* TASK PROMPT
Your task is to restate the data word for word.

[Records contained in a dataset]
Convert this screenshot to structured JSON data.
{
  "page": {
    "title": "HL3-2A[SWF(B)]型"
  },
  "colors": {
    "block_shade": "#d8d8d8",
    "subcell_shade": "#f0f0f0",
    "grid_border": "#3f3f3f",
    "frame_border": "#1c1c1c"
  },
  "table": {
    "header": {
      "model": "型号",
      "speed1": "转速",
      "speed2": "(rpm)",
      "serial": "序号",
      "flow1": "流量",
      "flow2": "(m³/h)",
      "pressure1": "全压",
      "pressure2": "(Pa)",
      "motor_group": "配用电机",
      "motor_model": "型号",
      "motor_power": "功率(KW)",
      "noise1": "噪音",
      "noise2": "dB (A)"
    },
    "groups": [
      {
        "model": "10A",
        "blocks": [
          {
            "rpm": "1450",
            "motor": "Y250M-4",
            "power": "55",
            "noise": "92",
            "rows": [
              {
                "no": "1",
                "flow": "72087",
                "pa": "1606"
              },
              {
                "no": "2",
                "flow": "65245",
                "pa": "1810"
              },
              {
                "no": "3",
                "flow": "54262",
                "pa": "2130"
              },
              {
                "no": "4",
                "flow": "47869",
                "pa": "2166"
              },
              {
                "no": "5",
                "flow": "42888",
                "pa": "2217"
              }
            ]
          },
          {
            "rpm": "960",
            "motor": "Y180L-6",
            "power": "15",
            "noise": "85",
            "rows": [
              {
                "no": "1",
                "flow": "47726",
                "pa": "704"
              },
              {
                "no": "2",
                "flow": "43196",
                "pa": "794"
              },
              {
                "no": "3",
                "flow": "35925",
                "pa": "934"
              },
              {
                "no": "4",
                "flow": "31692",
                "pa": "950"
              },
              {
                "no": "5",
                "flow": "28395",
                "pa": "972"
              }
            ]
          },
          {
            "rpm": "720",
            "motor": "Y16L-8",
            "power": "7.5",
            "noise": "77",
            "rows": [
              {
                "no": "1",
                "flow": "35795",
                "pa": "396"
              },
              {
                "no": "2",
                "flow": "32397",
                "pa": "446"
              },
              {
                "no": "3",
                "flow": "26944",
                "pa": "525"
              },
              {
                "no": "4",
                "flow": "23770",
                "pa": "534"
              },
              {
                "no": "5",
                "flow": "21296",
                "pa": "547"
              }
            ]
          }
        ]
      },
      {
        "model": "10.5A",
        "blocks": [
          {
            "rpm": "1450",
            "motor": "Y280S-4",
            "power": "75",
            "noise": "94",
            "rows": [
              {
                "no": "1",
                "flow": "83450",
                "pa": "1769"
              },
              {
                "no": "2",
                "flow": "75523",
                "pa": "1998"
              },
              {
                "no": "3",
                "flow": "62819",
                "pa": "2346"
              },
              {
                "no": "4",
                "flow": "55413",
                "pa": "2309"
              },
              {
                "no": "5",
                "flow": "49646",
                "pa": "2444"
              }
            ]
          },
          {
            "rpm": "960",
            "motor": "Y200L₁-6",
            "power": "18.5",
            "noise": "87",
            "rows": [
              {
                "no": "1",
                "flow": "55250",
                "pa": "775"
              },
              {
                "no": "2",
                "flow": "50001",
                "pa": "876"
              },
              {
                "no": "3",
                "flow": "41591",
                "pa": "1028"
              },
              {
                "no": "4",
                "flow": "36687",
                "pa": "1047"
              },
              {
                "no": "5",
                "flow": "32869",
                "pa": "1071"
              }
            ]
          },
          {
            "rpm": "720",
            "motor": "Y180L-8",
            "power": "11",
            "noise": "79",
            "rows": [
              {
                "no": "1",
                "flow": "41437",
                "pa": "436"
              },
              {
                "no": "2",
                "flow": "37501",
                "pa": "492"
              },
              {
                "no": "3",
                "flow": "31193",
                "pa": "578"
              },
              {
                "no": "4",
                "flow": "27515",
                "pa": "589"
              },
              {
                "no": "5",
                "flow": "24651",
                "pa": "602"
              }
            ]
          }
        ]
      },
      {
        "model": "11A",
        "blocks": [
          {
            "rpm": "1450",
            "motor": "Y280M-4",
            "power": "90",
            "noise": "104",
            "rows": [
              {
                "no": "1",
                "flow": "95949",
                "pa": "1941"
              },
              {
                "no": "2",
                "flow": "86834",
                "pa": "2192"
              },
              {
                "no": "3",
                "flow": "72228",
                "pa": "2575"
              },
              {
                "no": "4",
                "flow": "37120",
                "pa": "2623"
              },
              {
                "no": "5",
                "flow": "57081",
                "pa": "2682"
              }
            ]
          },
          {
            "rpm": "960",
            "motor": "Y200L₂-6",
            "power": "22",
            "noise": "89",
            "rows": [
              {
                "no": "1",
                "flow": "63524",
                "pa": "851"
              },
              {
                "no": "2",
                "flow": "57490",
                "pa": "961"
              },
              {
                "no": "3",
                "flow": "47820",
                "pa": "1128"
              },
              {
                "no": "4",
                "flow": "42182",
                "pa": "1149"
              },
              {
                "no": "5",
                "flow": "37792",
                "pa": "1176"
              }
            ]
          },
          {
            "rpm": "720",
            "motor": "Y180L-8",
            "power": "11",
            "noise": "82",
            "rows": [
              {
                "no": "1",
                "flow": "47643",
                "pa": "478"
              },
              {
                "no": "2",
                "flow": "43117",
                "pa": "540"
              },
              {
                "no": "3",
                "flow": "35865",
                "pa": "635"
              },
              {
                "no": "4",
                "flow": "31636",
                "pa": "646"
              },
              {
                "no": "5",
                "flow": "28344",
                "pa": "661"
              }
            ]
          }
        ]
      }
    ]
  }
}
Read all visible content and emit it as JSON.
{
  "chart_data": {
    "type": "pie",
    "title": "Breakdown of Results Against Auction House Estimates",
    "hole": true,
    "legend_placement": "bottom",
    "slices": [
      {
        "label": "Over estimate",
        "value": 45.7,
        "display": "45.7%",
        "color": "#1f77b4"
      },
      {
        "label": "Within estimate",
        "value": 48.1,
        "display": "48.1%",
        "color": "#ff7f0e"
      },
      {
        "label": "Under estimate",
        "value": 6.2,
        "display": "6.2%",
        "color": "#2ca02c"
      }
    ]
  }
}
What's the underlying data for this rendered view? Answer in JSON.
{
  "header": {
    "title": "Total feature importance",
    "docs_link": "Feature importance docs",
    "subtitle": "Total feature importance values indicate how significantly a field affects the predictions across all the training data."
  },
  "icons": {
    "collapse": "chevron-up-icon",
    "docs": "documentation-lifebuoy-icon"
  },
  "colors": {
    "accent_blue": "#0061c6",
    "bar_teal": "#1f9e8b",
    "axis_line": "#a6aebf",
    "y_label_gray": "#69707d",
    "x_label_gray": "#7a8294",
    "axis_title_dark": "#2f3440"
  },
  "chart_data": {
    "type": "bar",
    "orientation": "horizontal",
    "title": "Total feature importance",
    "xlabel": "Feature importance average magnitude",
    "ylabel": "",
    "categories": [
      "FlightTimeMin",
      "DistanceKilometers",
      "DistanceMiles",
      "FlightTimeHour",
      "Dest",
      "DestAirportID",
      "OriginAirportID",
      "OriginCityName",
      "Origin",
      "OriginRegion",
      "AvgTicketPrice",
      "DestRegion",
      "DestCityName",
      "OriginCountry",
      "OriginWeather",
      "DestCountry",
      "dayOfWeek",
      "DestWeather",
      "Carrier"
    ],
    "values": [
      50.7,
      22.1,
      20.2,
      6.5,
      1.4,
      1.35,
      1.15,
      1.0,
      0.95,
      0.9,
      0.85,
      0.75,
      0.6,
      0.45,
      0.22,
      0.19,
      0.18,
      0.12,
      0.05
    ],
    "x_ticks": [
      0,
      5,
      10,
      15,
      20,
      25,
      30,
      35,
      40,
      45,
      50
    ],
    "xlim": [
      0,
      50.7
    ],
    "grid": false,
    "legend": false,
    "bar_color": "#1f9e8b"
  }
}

* EXERCISE SOLUTION
Convert this screenshot to structured JSON data.
{
  "page": {
    "title": "HL3-2A[SWF(B)]型"
  },
  "colors": {
    "block_shade": "#d8d8d8",
    "subcell_shade": "#f0f0f0",
    "grid_border": "#3f3f3f",
    "frame_border": "#1c1c1c"
  },
  "table": {
    "header": {
      "model": "型号",
      "speed1": "转速",
      "speed2": "(rpm)",
      "serial": "序号",
      "flow1": "流量",
      "flow2": "(m³/h)",
      "pressure1": "全压",
      "pressure2": "(Pa)",
      "motor_group": "配用电机",
      "motor_model": "型号",
      "motor_power": "功率(KW)",
      "noise1": "噪音",
      "noise2": "dB (A)"
    },
    "groups": [
      {
        "model": "10A",
        "blocks": [
          {
            "rpm": "1450",
            "motor": "Y250M-4",
            "power": "55",
            "noise": "92",
            "rows": [
              {
                "no": "1",
                "flow": "72087",
                "pa": "1606"
              },
              {
                "no": "2",
                "flow": "65245",
                "pa": "1810"
              },
              {
                "no": "3",
                "flow": "54262",
                "pa": "2130"
              },
              {
                "no": "4",
                "flow": "47869",
                "pa": "2166"
              },
              {
                "no": "5",
                "flow": "42888",
                "pa": "2217"
              }
            ]
          },
          {
            "rpm": "960",
            "motor": "Y180L-6",
            "power": "15",
            "noise": "85",
            "rows": [
              {
                "no": "1",
                "flow": "47726",
                "pa": "704"
              },
              {
                "no": "2",
                "flow": "43196",
                "pa": "794"
              },
              {
                "no": "3",
                "flow": "35925",
                "pa": "934"
              },
              {
                "no": "4",
                "flow": "31692",
                "pa": "950"
              },
              {
                "no": "5",
                "flow": "28395",
                "pa": "972"
              }
            ]
          },
          {
            "rpm": "720",
            "motor": "Y16L-8",
            "power": "7.5",
            "noise": "77",
            "rows": [
              {
                "no": "1",
                "flow": "35795",
                "pa": "396"
              },
              {
                "no": "2",
                "flow": "32397",
                "pa": "446"
              },
              {
                "no": "3",
                "flow": "26944",
                "pa": "525"
              },
              {
                "no": "4",
                "flow": "23770",
                "pa": "534"
              },
              {
                "no": "5",
                "flow": "21296",
                "pa": "547"
              }
            ]
          }
        ]
      },
      {
        "model": "10.5A",
        "blocks": [
          {
            "rpm": "1450",
            "motor": "Y280S-4",
            "power": "75",
            "noise": "94",
            "rows": [
              {
                "no": "1",
                "flow": "83450",
                "pa": "1769"
              },
              {
                "no": "2",
                "flow": "75523",
                "pa": "1998"
              },
              {
                "no": "3",
                "flow": "62819",
                "pa": "2346"
              },
              {
                "no": "4",
                "flow": "55413",
                "pa": "2309"
              },
              {
                "no": "5",
                "flow": "49646",
                "pa": "2444"
              }
            ]
          },
          {
            "rpm": "960",
            "motor": "Y200L₁-6",
            "power": "18.5",
            "noise": "87",
            "rows": [
              {
                "no": "1",
                "flow": "55250",
                "pa": "775"
              },
              {
                "no": "2",
                "flow": "50001",
                "pa": "876"
              },
              {
                "no": "3",
                "flow": "41591",
                "pa": "1028"
              },
              {
                "no": "4",
                "flow": "36687",
                "pa": "1047"
              },
              {
                "no": "5",
                "flow": "32869",
                "pa": "1071"
              }
            ]
          },
          {
            "rpm": "720",
            "motor": "Y180L-8",
            "power": "11",
            "noise": "79",
            "rows": [
              {
                "no": "1",
                "flow": "41437",
                "pa": "436"
              },
              {
                "no": "2",
                "flow": "37501",
                "pa": "492"
              },
              {
                "no": "3",
                "flow": "31193",
                "pa": "578"
              },
              {
                "no": "4",
                "flow": "27515",
                "pa": "589"
              },
              {
                "no": "5",
                "flow": "24651",
                "pa": "602"
              }
            ]
          }
        ]
      },
      {
        "model": "11A",
        "blocks": [
          {
            "rpm": "1450",
            "motor": "Y280M-4",
            "power": "90",
            "noise": "104",
            "rows": [
              {
                "no": "1",
                "flow": "95949",
                "pa": "1941"
              },
              {
                "no": "2",
                "flow": "86834",
                "pa": "2192"
              },
              {
                "no": "3",
                "flow": "72228",
                "pa": "2575"
              },
              {
                "no": "4",
                "flow": "37120",
                "pa": "2623"
              },
              {
                "no": "5",
                "flow": "57081",
                "pa": "2682"
              }
            ]
          },
          {
            "rpm": "960",
            "motor": "Y200L₂-6",
            "power": "22",
            "noise": "89",
            "rows": [
              {
                "no": "1",
                "flow": "63524",
                "pa": "851"
              },
              {
                "no": "2",
                "flow": "57490",
                "pa": "961"
              },
              {
                "no": "3",
                "flow": "47820",
                "pa": "1128"
              },
              {
                "no": "4",
                "flow": "42182",
                "pa": "1149"
              },
              {
                "no": "5",
                "flow": "37792",
                "pa": "1176"
              }
            ]
          },
          {
            "rpm": "720",
            "motor": "Y180L-8",
            "power": "11",
            "noise": "82",
            "rows": [
              {
                "no": "1",
                "flow": "47643",
                "pa": "478"
              },
              {
                "no": "2",
                "flow": "43117",
                "pa": "540"
              },
              {
                "no": "3",
                "flow": "35865",
                "pa": "635"
              },
              {
                "no": "4",
                "flow": "31636",
                "pa": "646"
              },
              {
                "no": "5",
                "flow": "28344",
                "pa": "661"
              }
            ]
          }
        ]
      }
    ]
  }
}
Read all visible content and emit it as JSON.
{
  "chart_data": {
    "type": "pie",
    "title": "Breakdown of Results Against Auction House Estimates",
    "hole": true,
    "legend_placement": "bottom",
    "slices": [
      {
        "label": "Over estimate",
        "value": 45.7,
        "display": "45.7%",
        "color": "#1f77b4"
      },
      {
        "label": "Within estimate",
        "value": 48.1,
        "display": "48.1%",
        "color": "#ff7f0e"
      },
      {
        "label": "Under estimate",
        "value": 6.2,
        "display": "6.2%",
        "color": "#2ca02c"
      }
    ]
  }
}
What's the underlying data for this rendered view? Answer in JSON.
{
  "header": {
    "title": "Total feature importance",
    "docs_link": "Feature importance docs",
    "subtitle": "Total feature importance values indicate how significantly a field affects the predictions across all the training data."
  },
  "icons": {
    "collapse": "chevron-up-icon",
    "docs": "documentation-lifebuoy-icon"
  },
  "colors": {
    "accent_blue": "#0061c6",
    "bar_teal": "#1f9e8b",
    "axis_line": "#a6aebf",
    "y_label_gray": "#69707d",
    "x_label_gray": "#7a8294",
    "axis_title_dark": "#2f3440"
  },
  "chart_data": {
    "type": "bar",
    "orientation": "horizontal",
    "title": "Total feature importance",
    "xlabel": "Feature importance average magnitude",
    "ylabel": "",
    "categories": [
      "FlightTimeMin",
      "DistanceKilometers",
      "DistanceMiles",
      "FlightTimeHour",
      "Dest",
      "DestAirportID",
      "OriginAirportID",
      "OriginCityName",
      "Origin",
      "OriginRegion",
      "AvgTicketPrice",
      "DestRegion",
      "DestCityName",
      "OriginCountry",
      "OriginWeather",
      "DestCountry",
      "dayOfWeek",
      "DestWeather",
      "Carrier"
    ],
    "values": [
      50.7,
      22.1,
      20.2,
      6.5,
      1.4,
      1.35,
      1.15,
      1.0,
      0.95,
      0.9,
      0.85,
      0.75,
      0.6,
      0.45,
      0.22,
      0.19,
      0.18,
      0.12,
      0.05
    ],
    "x_ticks": [
      0,
      5,
      10,
      15,
      20,
      25,
      30,
      35,
      40,
      45,
      50
    ],
    "xlim": [
      0,
      50.7
    ],
    "grid": false,
    "legend": false,
    "bar_color": "#1f9e8b"
  }
}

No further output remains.